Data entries
————
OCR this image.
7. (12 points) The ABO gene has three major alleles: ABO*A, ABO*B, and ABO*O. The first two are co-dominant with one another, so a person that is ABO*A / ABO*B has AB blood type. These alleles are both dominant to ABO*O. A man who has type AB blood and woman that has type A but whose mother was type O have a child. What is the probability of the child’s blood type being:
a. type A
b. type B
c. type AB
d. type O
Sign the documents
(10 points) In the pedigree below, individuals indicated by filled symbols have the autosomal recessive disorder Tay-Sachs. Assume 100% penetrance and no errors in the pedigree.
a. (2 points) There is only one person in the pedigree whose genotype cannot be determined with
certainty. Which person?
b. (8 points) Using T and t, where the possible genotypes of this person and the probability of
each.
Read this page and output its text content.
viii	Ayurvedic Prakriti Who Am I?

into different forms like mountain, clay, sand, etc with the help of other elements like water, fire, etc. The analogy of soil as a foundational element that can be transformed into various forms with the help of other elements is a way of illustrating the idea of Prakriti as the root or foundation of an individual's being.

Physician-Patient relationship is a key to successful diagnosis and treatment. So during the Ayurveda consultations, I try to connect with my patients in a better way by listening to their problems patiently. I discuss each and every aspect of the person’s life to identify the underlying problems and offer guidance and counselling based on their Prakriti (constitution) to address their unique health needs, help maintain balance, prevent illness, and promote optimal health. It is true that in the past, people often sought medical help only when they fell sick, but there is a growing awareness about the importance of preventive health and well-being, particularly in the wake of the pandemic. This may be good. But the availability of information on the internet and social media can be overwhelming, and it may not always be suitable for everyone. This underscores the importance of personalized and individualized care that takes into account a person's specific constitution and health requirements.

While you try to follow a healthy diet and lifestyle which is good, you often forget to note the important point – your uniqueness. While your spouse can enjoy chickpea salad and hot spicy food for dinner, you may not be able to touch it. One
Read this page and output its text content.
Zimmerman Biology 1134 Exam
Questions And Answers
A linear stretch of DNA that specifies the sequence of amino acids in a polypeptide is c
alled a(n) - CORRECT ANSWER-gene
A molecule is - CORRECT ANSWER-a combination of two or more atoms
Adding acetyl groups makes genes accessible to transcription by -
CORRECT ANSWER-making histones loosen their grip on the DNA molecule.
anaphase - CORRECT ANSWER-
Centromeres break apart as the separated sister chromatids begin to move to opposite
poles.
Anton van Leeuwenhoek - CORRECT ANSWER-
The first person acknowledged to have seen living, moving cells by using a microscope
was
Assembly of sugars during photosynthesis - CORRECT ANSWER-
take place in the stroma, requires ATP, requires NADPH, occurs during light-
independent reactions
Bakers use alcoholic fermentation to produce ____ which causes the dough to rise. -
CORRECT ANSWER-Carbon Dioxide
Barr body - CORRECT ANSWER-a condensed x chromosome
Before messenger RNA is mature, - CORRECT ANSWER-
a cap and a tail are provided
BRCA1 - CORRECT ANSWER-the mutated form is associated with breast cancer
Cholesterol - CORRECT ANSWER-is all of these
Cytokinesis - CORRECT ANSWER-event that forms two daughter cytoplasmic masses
————
**Task to complete**
For the records above, restate every line word for word.

**Answer box**
OCR this image.
7. (12 points) The ABO gene has three major alleles: ABO*A, ABO*B, and ABO*O. The first two are co-dominant with one another, so a person that is ABO*A / ABO*B has AB blood type. These alleles are both dominant to ABO*O. A man who has type AB blood and woman that has type A but whose mother was type O have a child. What is the probability of the child’s blood type being:
a. type A
b. type B
c. type AB
d. type O
Sign the documents
(10 points) In the pedigree below, individuals indicated by filled symbols have the autosomal recessive disorder Tay-Sachs. Assume 100% penetrance and no errors in the pedigree.
a. (2 points) There is only one person in the pedigree whose genotype cannot be determined with
certainty. Which person?
b. (8 points) Using T and t, where the possible genotypes of this person and the probability of
each.
Read this page and output its text content.
viii	Ayurvedic Prakriti Who Am I?

into different forms like mountain, clay, sand, etc with the help of other elements like water, fire, etc. The analogy of soil as a foundational element that can be transformed into various forms with the help of other elements is a way of illustrating the idea of Prakriti as the root or foundation of an individual's being.

Physician-Patient relationship is a key to successful diagnosis and treatment. So during the Ayurveda consultations, I try to connect with my patients in a better way by listening to their problems patiently. I discuss each and every aspect of the person’s life to identify the underlying problems and offer guidance and counselling based on their Prakriti (constitution) to address their unique health needs, help maintain balance, prevent illness, and promote optimal health. It is true that in the past, people often sought medical help only when they fell sick, but there is a growing awareness about the importance of preventive health and well-being, particularly in the wake of the pandemic. This may be good. But the availability of information on the internet and social media can be overwhelming, and it may not always be suitable for everyone. This underscores the importance of personalized and individualized care that takes into account a person's specific constitution and health requirements.

While you try to follow a healthy diet and lifestyle which is good, you often forget to note the important point – your uniqueness. While your spouse can enjoy chickpea salad and hot spicy food for dinner, you may not be able to touch it. One
Read this page and output its text content.
Zimmerman Biology 1134 Exam
Questions And Answers
A linear stretch of DNA that specifies the sequence of amino acids in a polypeptide is c
alled a(n) - CORRECT ANSWER-gene
A molecule is - CORRECT ANSWER-a combination of two or more atoms
Adding acetyl groups makes genes accessible to transcription by -
CORRECT ANSWER-making histones loosen their grip on the DNA molecule.
anaphase - CORRECT ANSWER-
Centromeres break apart as the separated sister chromatids begin to move to opposite
poles.
Anton van Leeuwenhoek - CORRECT ANSWER-
The first person acknowledged to have seen living, moving cells by using a microscope
was
Assembly of sugars during photosynthesis - CORRECT ANSWER-
take place in the stroma, requires ATP, requires NADPH, occurs during light-
independent reactions
Bakers use alcoholic fermentation to produce ____ which causes the dough to rise. -
CORRECT ANSWER-Carbon Dioxide
Barr body - CORRECT ANSWER-a condensed x chromosome
Before messenger RNA is mature, - CORRECT ANSWER-
a cap and a tail are provided
BRCA1 - CORRECT ANSWER-the mutated form is associated with breast cancer
Cholesterol - CORRECT ANSWER-is all of these
Cytokinesis - CORRECT ANSWER-event that forms two daughter cytoplasmic masses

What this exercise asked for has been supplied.